== Material shown

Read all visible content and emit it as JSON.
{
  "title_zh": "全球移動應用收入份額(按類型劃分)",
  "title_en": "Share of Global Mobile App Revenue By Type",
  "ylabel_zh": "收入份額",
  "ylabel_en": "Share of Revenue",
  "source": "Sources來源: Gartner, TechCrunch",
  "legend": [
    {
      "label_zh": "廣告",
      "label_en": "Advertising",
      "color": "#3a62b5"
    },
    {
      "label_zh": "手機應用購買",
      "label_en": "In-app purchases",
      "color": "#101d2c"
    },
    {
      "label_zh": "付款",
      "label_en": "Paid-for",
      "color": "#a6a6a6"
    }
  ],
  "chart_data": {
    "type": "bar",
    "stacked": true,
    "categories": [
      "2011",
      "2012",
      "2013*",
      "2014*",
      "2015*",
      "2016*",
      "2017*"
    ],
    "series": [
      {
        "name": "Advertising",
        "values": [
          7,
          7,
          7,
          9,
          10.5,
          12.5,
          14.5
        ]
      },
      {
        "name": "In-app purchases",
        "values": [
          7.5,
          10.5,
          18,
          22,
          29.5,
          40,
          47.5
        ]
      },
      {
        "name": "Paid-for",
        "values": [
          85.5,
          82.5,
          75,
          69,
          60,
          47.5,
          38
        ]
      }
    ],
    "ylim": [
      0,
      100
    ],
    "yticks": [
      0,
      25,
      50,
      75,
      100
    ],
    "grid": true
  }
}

====

§ **Written exercise**
Recite the full listing above exactly.

§ **Solution for this problem**
Read all visible content and emit it as JSON.
{
  "title_zh": "全球移動應用收入份額(按類型劃分)",
  "title_en": "Share of Global Mobile App Revenue By Type",
  "ylabel_zh": "收入份額",
  "ylabel_en": "Share of Revenue",
  "source": "Sources來源: Gartner, TechCrunch",
  "legend": [
    {
      "label_zh": "廣告",
      "label_en": "Advertising",
      "color": "#3a62b5"
    },
    {
      "label_zh": "手機應用購買",
      "label_en": "In-app purchases",
      "color": "#101d2c"
    },
    {
      "label_zh": "付款",
      "label_en": "Paid-for",
      "color": "#a6a6a6"
    }
  ],
  "chart_data": {
    "type": "bar",
    "stacked": true,
    "categories": [
      "2011",
      "2012",
      "2013*",
      "2014*",
      "2015*",
      "2016*",
      "2017*"
    ],
    "series": [
      {
        "name": "Advertising",
        "values": [
          7,
          7,
          7,
          9,
          10.5,
          12.5,
          14.5
        ]
      },
      {
        "name": "In-app purchases",
        "values": [
          7.5,
          10.5,
          18,
          22,
          29.5,
          40,
          47.5
        ]
      },
      {
        "name": "Paid-for",
        "values": [
          85.5,
          82.5,
          75,
          69,
          60,
          47.5,
          38
        ]
      }
    ],
    "ylim": [
      0,
      100
    ],
    "yticks": [
      0,
      25,
      50,
      75,
      100
    ],
    "grid": true
  }
}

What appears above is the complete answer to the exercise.